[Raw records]
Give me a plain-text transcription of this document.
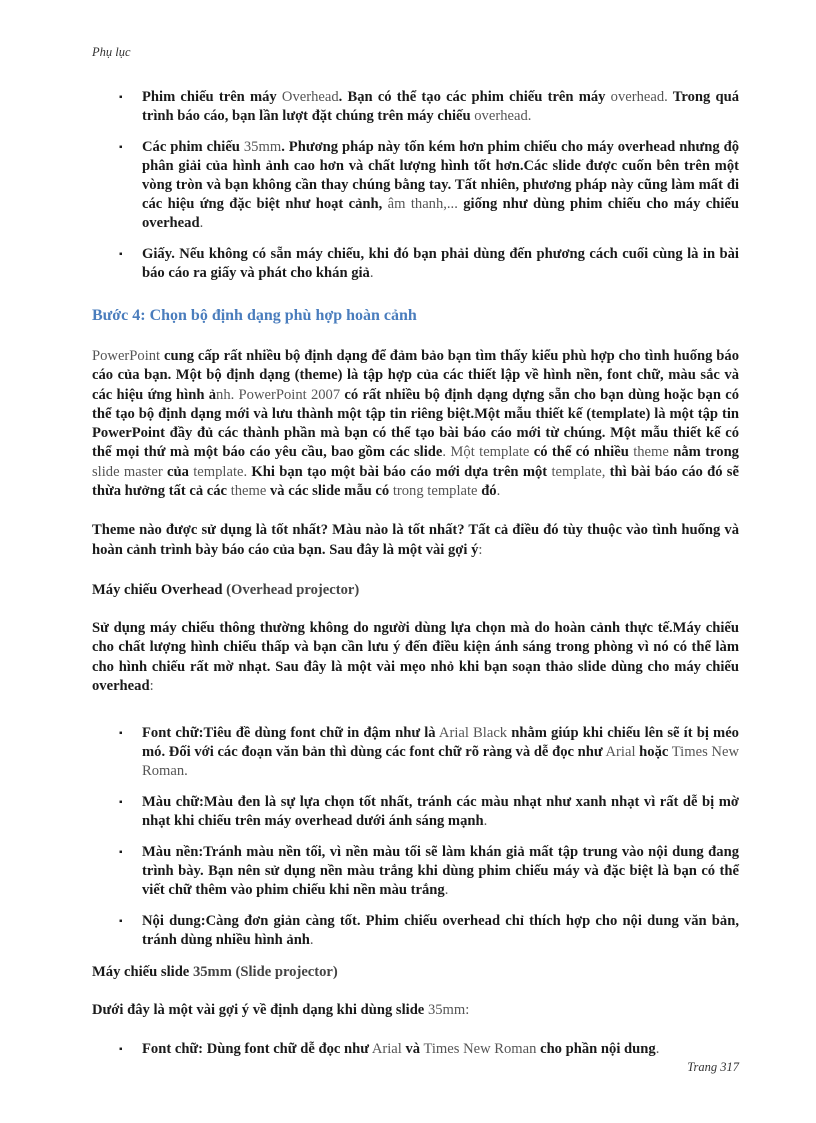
Phụ lục
▪ Phim chiếu trên máy Overhead. Bạn có thể tạo các phim chiếu trên máy overhead. Trong quá trình báo cáo, bạn lần lượt đặt chúng trên máy chiếu overhead.
▪ Các phim chiếu 35mm. Phương pháp này tốn kém hơn phim chiếu cho máy overhead nhưng độ phân giải của hình ảnh cao hơn và chất lượng hình tốt hơn.Các slide được cuốn bên trên một vòng tròn và bạn không cần thay chúng bằng tay. Tất nhiên, phương pháp này cũng làm mất đi các hiệu ứng đặc biệt như hoạt cảnh, âm thanh,... giống như dùng phim chiếu cho máy chiếu overhead.
▪ Giấy. Nếu không có sẵn máy chiếu, khi đó bạn phải dùng đến phương cách cuối cùng là in bài báo cáo ra giấy và phát cho khán giả.
Bước 4: Chọn bộ định dạng phù hợp hoàn cảnh

PowerPoint cung cấp rất nhiều bộ định dạng để đảm bảo bạn tìm thấy kiểu phù hợp cho tình huống báo cáo của bạn. Một bộ định dạng (theme) là tập hợp của các thiết lập về hình nền, font chữ, màu sắc và các hiệu ứng hình ảnh. PowerPoint 2007 có rất nhiều bộ định dạng dựng sẵn cho bạn dùng hoặc bạn có thể tạo bộ định dạng mới và lưu thành một tập tin riêng biệt.Một mẫu thiết kế (template) là một tập tin PowerPoint đầy đủ các thành phần mà bạn có thể tạo bài báo cáo mới từ chúng. Một mẫu thiết kế có thể mọi thứ mà một báo cáo yêu cầu, bao gồm các slide. Một template có thể có nhiều theme nằm trong slide master của template. Khi bạn tạo một bài báo cáo mới dựa trên một template, thì bài báo cáo đó sẽ thừa hưởng tất cả các theme và các slide mẫu có trong template đó.

Theme nào được sử dụng là tốt nhất? Màu nào là tốt nhất? Tất cả điều đó tùy thuộc vào tình huống và hoàn cảnh trình bày báo cáo của bạn. Sau đây là một vài gợi ý:

Máy chiếu Overhead (Overhead projector)

Sử dụng máy chiếu thông thường không do người dùng lựa chọn mà do hoàn cảnh thực tế.Máy chiếu cho chất lượng hình chiếu thấp và bạn cần lưu ý đến điều kiện ánh sáng trong phòng vì nó có thể làm cho hình chiếu rất mờ nhạt. Sau đây là một vài mẹo nhỏ khi bạn soạn thảo slide dùng cho máy chiếu overhead:

▪ Font chữ:Tiêu đề dùng font chữ in đậm như là Arial Black nhằm giúp khi chiếu lên sẽ ít bị méo mó. Đối với các đoạn văn bản thì dùng các font chữ rõ ràng và dễ đọc như Arial hoặc Times New Roman.
▪ Màu chữ:Màu đen là sự lựa chọn tốt nhất, tránh các màu nhạt như xanh nhạt vì rất dễ bị mờ nhạt khi chiếu trên máy overhead dưới ánh sáng mạnh.
▪ Màu nền:Tránh màu nền tối, vì nền màu tối sẽ làm khán giả mất tập trung vào nội dung đang trình bày. Bạn nên sử dụng nền màu trắng khi dùng phim chiếu máy và đặc biệt là bạn có thể viết chữ thêm vào phim chiếu khi nền màu trắng.
▪ Nội dung:Càng đơn giản càng tốt. Phim chiếu overhead chỉ thích hợp cho nội dung văn bản, tránh dùng nhiều hình ảnh.

Máy chiếu slide 35mm (Slide projector)

Dưới đây là một vài gợi ý về định dạng khi dùng slide 35mm:

▪ Font chữ: Dùng font chữ dễ đọc như Arial và Times New Roman cho phần nội dung.
Trang 317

### SHORT TASK
Return each line exactly as written. Any picture gets left out.

### RESULT OF THIS TASK
Give me a plain-text transcription of this document.
Phụ lục
▪ Phim chiếu trên máy Overhead. Bạn có thể tạo các phim chiếu trên máy overhead. Trong quá trình báo cáo, bạn lần lượt đặt chúng trên máy chiếu overhead.
▪ Các phim chiếu 35mm. Phương pháp này tốn kém hơn phim chiếu cho máy overhead nhưng độ phân giải của hình ảnh cao hơn và chất lượng hình tốt hơn.Các slide được cuốn bên trên một vòng tròn và bạn không cần thay chúng bằng tay. Tất nhiên, phương pháp này cũng làm mất đi các hiệu ứng đặc biệt như hoạt cảnh, âm thanh,... giống như dùng phim chiếu cho máy chiếu overhead.
▪ Giấy. Nếu không có sẵn máy chiếu, khi đó bạn phải dùng đến phương cách cuối cùng là in bài báo cáo ra giấy và phát cho khán giả.
Bước 4: Chọn bộ định dạng phù hợp hoàn cảnh

PowerPoint cung cấp rất nhiều bộ định dạng để đảm bảo bạn tìm thấy kiểu phù hợp cho tình huống báo cáo của bạn. Một bộ định dạng (theme) là tập hợp của các thiết lập về hình nền, font chữ, màu sắc và các hiệu ứng hình ảnh. PowerPoint 2007 có rất nhiều bộ định dạng dựng sẵn cho bạn dùng hoặc bạn có thể tạo bộ định dạng mới và lưu thành một tập tin riêng biệt.Một mẫu thiết kế (template) là một tập tin PowerPoint đầy đủ các thành phần mà bạn có thể tạo bài báo cáo mới từ chúng. Một mẫu thiết kế có thể mọi thứ mà một báo cáo yêu cầu, bao gồm các slide. Một template có thể có nhiều theme nằm trong slide master của template. Khi bạn tạo một bài báo cáo mới dựa trên một template, thì bài báo cáo đó sẽ thừa hưởng tất cả các theme và các slide mẫu có trong template đó.

Theme nào được sử dụng là tốt nhất? Màu nào là tốt nhất? Tất cả điều đó tùy thuộc vào tình huống và hoàn cảnh trình bày báo cáo của bạn. Sau đây là một vài gợi ý:

Máy chiếu Overhead (Overhead projector)

Sử dụng máy chiếu thông thường không do người dùng lựa chọn mà do hoàn cảnh thực tế.Máy chiếu cho chất lượng hình chiếu thấp và bạn cần lưu ý đến điều kiện ánh sáng trong phòng vì nó có thể làm cho hình chiếu rất mờ nhạt. Sau đây là một vài mẹo nhỏ khi bạn soạn thảo slide dùng cho máy chiếu overhead:

▪ Font chữ:Tiêu đề dùng font chữ in đậm như là Arial Black nhằm giúp khi chiếu lên sẽ ít bị méo mó. Đối với các đoạn văn bản thì dùng các font chữ rõ ràng và dễ đọc như Arial hoặc Times New Roman.
▪ Màu chữ:Màu đen là sự lựa chọn tốt nhất, tránh các màu nhạt như xanh nhạt vì rất dễ bị mờ nhạt khi chiếu trên máy overhead dưới ánh sáng mạnh.
▪ Màu nền:Tránh màu nền tối, vì nền màu tối sẽ làm khán giả mất tập trung vào nội dung đang trình bày. Bạn nên sử dụng nền màu trắng khi dùng phim chiếu máy và đặc biệt là bạn có thể viết chữ thêm vào phim chiếu khi nền màu trắng.
▪ Nội dung:Càng đơn giản càng tốt. Phim chiếu overhead chỉ thích hợp cho nội dung văn bản, tránh dùng nhiều hình ảnh.

Máy chiếu slide 35mm (Slide projector)

Dưới đây là một vài gợi ý về định dạng khi dùng slide 35mm:

▪ Font chữ: Dùng font chữ dễ đọc như Arial và Times New Roman cho phần nội dung.
Trang 317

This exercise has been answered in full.